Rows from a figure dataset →
----
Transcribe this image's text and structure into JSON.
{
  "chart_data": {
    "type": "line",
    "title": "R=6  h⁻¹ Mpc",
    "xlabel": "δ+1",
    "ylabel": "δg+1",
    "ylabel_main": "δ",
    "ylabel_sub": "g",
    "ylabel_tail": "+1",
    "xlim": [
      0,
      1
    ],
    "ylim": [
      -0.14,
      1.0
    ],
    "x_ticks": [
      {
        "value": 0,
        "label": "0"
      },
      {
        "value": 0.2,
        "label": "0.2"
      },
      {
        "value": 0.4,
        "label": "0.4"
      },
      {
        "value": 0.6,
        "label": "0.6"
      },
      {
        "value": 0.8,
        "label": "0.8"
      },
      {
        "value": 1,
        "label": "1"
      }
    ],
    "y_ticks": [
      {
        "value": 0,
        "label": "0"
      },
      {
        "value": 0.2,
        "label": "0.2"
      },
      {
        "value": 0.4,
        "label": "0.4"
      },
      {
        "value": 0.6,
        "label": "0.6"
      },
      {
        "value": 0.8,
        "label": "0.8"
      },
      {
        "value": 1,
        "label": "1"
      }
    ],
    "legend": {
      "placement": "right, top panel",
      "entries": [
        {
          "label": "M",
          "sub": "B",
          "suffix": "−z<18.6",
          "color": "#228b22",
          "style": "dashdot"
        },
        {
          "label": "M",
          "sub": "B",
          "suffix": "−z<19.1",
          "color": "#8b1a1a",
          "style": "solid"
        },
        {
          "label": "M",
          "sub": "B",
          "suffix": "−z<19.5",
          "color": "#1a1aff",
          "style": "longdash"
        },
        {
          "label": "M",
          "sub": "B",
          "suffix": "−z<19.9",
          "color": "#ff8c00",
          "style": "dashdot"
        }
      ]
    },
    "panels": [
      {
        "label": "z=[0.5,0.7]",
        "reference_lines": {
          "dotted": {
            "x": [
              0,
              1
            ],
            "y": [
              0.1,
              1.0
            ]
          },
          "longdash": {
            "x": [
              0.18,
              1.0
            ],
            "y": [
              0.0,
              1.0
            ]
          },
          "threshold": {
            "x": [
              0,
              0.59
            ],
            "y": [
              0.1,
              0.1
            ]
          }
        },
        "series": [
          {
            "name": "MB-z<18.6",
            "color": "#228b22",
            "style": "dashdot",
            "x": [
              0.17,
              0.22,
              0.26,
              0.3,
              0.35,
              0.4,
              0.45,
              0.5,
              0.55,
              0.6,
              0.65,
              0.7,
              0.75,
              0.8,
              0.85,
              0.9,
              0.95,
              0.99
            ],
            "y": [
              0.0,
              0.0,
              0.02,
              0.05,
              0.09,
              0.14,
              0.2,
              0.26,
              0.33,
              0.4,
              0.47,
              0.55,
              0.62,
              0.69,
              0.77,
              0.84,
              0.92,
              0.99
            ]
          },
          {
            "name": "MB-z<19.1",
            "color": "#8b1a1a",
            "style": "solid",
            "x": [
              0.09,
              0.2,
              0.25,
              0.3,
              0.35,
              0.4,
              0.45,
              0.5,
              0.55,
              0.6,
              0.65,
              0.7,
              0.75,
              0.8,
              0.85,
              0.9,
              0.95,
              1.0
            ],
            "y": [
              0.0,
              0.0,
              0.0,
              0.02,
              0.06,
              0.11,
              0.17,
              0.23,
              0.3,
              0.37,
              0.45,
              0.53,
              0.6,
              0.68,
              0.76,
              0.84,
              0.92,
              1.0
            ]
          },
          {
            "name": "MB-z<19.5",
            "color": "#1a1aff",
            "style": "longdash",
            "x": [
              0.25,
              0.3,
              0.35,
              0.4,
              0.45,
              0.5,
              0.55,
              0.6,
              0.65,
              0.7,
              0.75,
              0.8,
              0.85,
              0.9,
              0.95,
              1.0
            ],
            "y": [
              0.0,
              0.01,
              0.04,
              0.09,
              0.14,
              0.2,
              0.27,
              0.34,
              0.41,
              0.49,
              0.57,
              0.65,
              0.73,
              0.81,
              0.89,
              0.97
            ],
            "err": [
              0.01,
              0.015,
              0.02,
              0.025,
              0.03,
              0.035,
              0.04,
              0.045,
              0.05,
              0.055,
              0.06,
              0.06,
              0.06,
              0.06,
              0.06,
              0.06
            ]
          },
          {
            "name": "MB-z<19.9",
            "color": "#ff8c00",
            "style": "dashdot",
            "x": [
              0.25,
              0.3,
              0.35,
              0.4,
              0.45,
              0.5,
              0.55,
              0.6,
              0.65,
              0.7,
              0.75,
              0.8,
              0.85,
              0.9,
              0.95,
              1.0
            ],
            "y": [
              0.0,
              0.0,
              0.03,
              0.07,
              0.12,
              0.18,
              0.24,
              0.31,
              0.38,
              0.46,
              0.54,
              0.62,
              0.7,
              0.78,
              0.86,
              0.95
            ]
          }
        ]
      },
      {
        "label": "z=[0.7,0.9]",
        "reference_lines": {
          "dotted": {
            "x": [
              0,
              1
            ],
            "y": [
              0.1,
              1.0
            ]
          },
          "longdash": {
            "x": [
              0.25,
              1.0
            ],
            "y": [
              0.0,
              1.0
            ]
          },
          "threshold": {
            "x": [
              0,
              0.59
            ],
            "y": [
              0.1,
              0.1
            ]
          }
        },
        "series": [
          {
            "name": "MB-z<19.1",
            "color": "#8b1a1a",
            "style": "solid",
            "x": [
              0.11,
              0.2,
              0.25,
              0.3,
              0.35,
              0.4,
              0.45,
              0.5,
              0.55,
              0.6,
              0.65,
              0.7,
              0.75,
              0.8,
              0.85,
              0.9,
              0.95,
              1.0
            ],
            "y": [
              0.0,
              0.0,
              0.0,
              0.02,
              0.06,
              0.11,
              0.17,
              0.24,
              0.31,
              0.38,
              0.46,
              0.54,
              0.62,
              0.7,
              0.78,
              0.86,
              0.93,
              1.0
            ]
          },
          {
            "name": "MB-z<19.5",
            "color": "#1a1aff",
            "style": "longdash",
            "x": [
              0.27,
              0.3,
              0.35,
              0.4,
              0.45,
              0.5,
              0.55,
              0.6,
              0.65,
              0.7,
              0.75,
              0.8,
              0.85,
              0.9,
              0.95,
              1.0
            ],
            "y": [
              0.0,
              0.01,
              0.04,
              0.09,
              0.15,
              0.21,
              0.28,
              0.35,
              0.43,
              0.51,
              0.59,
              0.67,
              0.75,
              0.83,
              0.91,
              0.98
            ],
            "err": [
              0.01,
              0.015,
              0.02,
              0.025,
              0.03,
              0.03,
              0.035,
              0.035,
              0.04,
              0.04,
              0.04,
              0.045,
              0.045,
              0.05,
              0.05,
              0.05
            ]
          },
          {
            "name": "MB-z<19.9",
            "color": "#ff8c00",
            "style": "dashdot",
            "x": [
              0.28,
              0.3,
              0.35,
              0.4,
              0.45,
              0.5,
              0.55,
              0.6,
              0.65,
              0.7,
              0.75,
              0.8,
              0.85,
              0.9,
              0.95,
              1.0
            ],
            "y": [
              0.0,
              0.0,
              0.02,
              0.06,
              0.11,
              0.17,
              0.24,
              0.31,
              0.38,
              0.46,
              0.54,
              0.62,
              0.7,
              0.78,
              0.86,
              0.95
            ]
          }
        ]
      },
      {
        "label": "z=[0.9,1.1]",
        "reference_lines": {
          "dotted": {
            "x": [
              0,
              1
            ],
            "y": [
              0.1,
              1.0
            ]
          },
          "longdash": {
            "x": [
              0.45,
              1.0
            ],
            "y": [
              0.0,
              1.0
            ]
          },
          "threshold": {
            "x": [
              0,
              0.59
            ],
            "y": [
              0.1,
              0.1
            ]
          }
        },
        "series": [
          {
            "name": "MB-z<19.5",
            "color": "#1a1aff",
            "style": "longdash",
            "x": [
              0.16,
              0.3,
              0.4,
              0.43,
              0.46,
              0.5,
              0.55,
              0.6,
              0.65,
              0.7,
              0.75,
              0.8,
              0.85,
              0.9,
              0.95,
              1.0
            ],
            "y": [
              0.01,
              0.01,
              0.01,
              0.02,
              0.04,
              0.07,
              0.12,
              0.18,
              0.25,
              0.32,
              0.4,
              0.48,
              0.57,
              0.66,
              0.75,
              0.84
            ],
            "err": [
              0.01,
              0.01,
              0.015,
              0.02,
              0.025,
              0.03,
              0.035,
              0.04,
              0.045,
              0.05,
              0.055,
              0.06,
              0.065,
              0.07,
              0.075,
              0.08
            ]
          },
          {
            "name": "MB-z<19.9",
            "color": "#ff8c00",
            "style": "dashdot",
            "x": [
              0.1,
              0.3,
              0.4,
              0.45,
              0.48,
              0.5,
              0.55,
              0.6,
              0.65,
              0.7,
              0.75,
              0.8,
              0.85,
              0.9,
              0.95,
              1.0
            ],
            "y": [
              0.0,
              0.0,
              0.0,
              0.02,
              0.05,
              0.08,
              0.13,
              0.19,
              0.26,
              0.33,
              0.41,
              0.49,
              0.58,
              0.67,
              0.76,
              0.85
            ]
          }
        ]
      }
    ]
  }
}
----
Written exercise → State how many lines in the records above contain the word "suffix", giving only the number.

Reply → 4